[THE RECORDS]
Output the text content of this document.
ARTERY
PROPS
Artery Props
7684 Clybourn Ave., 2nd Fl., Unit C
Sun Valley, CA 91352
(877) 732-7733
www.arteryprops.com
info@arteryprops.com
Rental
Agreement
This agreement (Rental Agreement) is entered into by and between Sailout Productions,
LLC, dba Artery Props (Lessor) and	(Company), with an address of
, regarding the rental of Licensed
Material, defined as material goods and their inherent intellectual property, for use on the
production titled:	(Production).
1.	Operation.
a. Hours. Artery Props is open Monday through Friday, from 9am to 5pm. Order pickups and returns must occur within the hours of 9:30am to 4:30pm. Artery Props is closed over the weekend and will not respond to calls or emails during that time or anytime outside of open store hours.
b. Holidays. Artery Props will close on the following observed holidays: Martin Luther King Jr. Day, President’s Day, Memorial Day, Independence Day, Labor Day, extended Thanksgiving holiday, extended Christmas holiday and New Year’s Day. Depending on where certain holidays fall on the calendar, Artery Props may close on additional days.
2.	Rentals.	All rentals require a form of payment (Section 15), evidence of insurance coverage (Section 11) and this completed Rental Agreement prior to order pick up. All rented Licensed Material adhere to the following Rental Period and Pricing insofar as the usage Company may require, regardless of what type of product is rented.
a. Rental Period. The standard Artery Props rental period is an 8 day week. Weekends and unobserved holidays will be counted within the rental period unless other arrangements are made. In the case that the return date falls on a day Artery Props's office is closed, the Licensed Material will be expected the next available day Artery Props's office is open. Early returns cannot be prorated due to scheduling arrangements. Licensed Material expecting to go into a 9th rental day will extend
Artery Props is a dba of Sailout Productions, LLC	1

[SHORT EXERCISE]
Print the listing above in its entirety, with every line exact.

[EXERCISE OUTPUT]
Output the text content of this document.
ARTERY
PROPS
Artery Props
7684 Clybourn Ave., 2nd Fl., Unit C
Sun Valley, CA 91352
(877) 732-7733
www.arteryprops.com
info@arteryprops.com
Rental
Agreement
This agreement (Rental Agreement) is entered into by and between Sailout Productions,
LLC, dba Artery Props (Lessor) and	(Company), with an address of
, regarding the rental of Licensed
Material, defined as material goods and their inherent intellectual property, for use on the
production titled:	(Production).
1.	Operation.
a. Hours. Artery Props is open Monday through Friday, from 9am to 5pm. Order pickups and returns must occur within the hours of 9:30am to 4:30pm. Artery Props is closed over the weekend and will not respond to calls or emails during that time or anytime outside of open store hours.
b. Holidays. Artery Props will close on the following observed holidays: Martin Luther King Jr. Day, President’s Day, Memorial Day, Independence Day, Labor Day, extended Thanksgiving holiday, extended Christmas holiday and New Year’s Day. Depending on where certain holidays fall on the calendar, Artery Props may close on additional days.
2.	Rentals.	All rentals require a form of payment (Section 15), evidence of insurance coverage (Section 11) and this completed Rental Agreement prior to order pick up. All rented Licensed Material adhere to the following Rental Period and Pricing insofar as the usage Company may require, regardless of what type of product is rented.
a. Rental Period. The standard Artery Props rental period is an 8 day week. Weekends and unobserved holidays will be counted within the rental period unless other arrangements are made. In the case that the return date falls on a day Artery Props's office is closed, the Licensed Material will be expected the next available day Artery Props's office is open. Early returns cannot be prorated due to scheduling arrangements. Licensed Material expecting to go into a 9th rental day will extend
Artery Props is a dba of Sailout Productions, LLC	1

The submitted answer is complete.